## [RECORDS FOR THIS TASK]
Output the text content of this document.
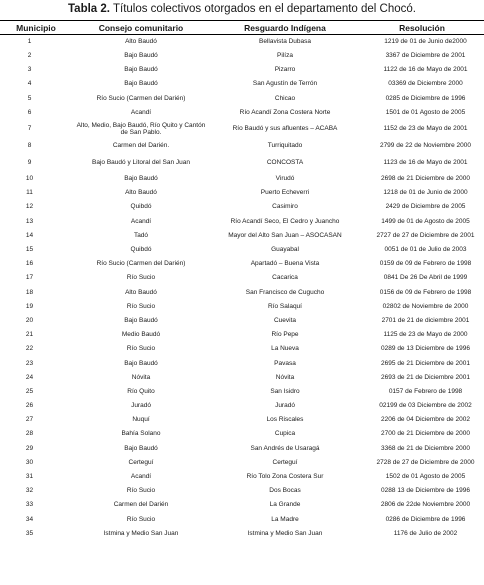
Tabla 2. Títulos colectivos otorgados en el departamento del Chocó.
Municipio	Consejo comunitario	Resguardo Indígena	Resolución
1	Alto Baudó	Bellavista Dubasa	1219 de 01 de Junio de2000
2	Bajo Baudó	Pilíza	3367 de Diciembre de 2001
3	Bajo Baudó	Pizarro	1122 de 16 de Mayo de 2001
4	Bajo Baudó	San Agustín de Terrón	03369 de Diciembre 2000
5	Río Sucio (Carmen del Darién)	Chicao	0285 de Diciembre de 1996
6	Acandí	Río Acandí Zona Costera Norte	1501 de 01 Agosto de 2005
7	Alto, Medio, Bajo Baudó, Río Quito y Cantón de San Pablo.	Río Baudó y sus afluentes – ACABA	1152 de 23 de Mayo de 2001
8	Carmen del Darién.	Turriquitado	2799 de 22 de Noviembre 2000
9	Bajo Baudó y Litoral del San Juan	CONCOSTA	1123 de 16 de Mayo de 2001
10	Bajo Baudó	Virudó	2698 de 21 Diciembre de 2000
11	Alto Baudó	Puerto Echeverri	1218 de 01 de Junio de 2000
12	Quibdó	Casimiro	2429 de Diciembre de 2005
13	Acandí	Río Acandí Seco, El Cedro y Juancho	1499 de 01 de Agosto de 2005
14	Tadó	Mayor del Alto San Juan – ASOCASAN	2727 de 27 de Diciembre de 2001
15	Quibdó	Guayabal	0051 de 01 de Julio de 2003
16	Río Sucio (Carmen del Darién)	Apartadó – Buena Vista	0159 de 09 de Febrero de 1998
17	Río Sucio	Cacarica	0841 De 26 De Abril de 1999
18	Alto Baudó	San Francisco de Cugucho	0156 de 09 de Febrero de 1998
19	Río Sucio	Río Salaquí	02802 de Noviembre de 2000
20	Bajo Baudó	Cuevita	2701 de 21 de diciembre 2001
21	Medio Baudó	Río Pepe	1125 de 23 de Mayo de 2000
22	Río Sucio	La Nueva	0289 de 13 Diciembre de 1996
23	Bajo Baudó	Pavasa	2695 de 21 Diciembre de 2001
24	Nóvita	Nóvita	2693 de 21 de Diciembre 2001
25	Río Quito	San Isidro	0157 de Febrero de 1998
26	Juradó	Juradó	02199 de 03 Diciembre de 2002
27	Nuquí	Los Riscales	2206 de 04 Diciembre de 2002
28	Bahía Solano	Cupica	2700 de 21 Diciembre de 2000
29	Bajo Baudó	San Andrés de Usaragá	3368 de 21 de Diciembre 2000
30	Certeguí	Certeguí	2728 de 27 de Diciembre de 2000
31	Acandí	Río Tolo Zona Costera Sur	1502 de 01 Agosto de 2005
32	Río Sucio	Dos Bocas	0288 13 de Diciembre de 1996
33	Carmen del Darién	La Grande	2806 de 22de Noviembre 2000
34	Río Sucio	La Madre	0286 de Diciembre de 1996
35	Istmina y Medio San Juan	Istmina y Medio San Juan	1176 de Julio de 2002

## [EXERCISE GOAL]
Without the pictures, return the entries exactly as they appear.

## [ANSWER IN FULL]
Output the text content of this document.
Tabla 2. Títulos colectivos otorgados en el departamento del Chocó.
Municipio	Consejo comunitario	Resguardo Indígena	Resolución
1	Alto Baudó	Bellavista Dubasa	1219 de 01 de Junio de2000
2	Bajo Baudó	Pilíza	3367 de Diciembre de 2001
3	Bajo Baudó	Pizarro	1122 de 16 de Mayo de 2001
4	Bajo Baudó	San Agustín de Terrón	03369 de Diciembre 2000
5	Río Sucio (Carmen del Darién)	Chicao	0285 de Diciembre de 1996
6	Acandí	Río Acandí Zona Costera Norte	1501 de 01 Agosto de 2005
7	Alto, Medio, Bajo Baudó, Río Quito y Cantón de San Pablo.	Río Baudó y sus afluentes – ACABA	1152 de 23 de Mayo de 2001
8	Carmen del Darién.	Turriquitado	2799 de 22 de Noviembre 2000
9	Bajo Baudó y Litoral del San Juan	CONCOSTA	1123 de 16 de Mayo de 2001
10	Bajo Baudó	Virudó	2698 de 21 Diciembre de 2000
11	Alto Baudó	Puerto Echeverri	1218 de 01 de Junio de 2000
12	Quibdó	Casimiro	2429 de Diciembre de 2005
13	Acandí	Río Acandí Seco, El Cedro y Juancho	1499 de 01 de Agosto de 2005
14	Tadó	Mayor del Alto San Juan – ASOCASAN	2727 de 27 de Diciembre de 2001
15	Quibdó	Guayabal	0051 de 01 de Julio de 2003
16	Río Sucio (Carmen del Darién)	Apartadó – Buena Vista	0159 de 09 de Febrero de 1998
17	Río Sucio	Cacarica	0841 De 26 De Abril de 1999
18	Alto Baudó	San Francisco de Cugucho	0156 de 09 de Febrero de 1998
19	Río Sucio	Río Salaquí	02802 de Noviembre de 2000
20	Bajo Baudó	Cuevita	2701 de 21 de diciembre 2001
21	Medio Baudó	Río Pepe	1125 de 23 de Mayo de 2000
22	Río Sucio	La Nueva	0289 de 13 Diciembre de 1996
23	Bajo Baudó	Pavasa	2695 de 21 Diciembre de 2001
24	Nóvita	Nóvita	2693 de 21 de Diciembre 2001
25	Río Quito	San Isidro	0157 de Febrero de 1998
26	Juradó	Juradó	02199 de 03 Diciembre de 2002
27	Nuquí	Los Riscales	2206 de 04 Diciembre de 2002
28	Bahía Solano	Cupica	2700 de 21 Diciembre de 2000
29	Bajo Baudó	San Andrés de Usaragá	3368 de 21 de Diciembre 2000
30	Certeguí	Certeguí	2728 de 27 de Diciembre de 2000
31	Acandí	Río Tolo Zona Costera Sur	1502 de 01 Agosto de 2005
32	Río Sucio	Dos Bocas	0288 13 de Diciembre de 1996
33	Carmen del Darién	La Grande	2806 de 22de Noviembre 2000
34	Río Sucio	La Madre	0286 de Diciembre de 1996
35	Istmina y Medio San Juan	Istmina y Medio San Juan	1176 de Julio de 2002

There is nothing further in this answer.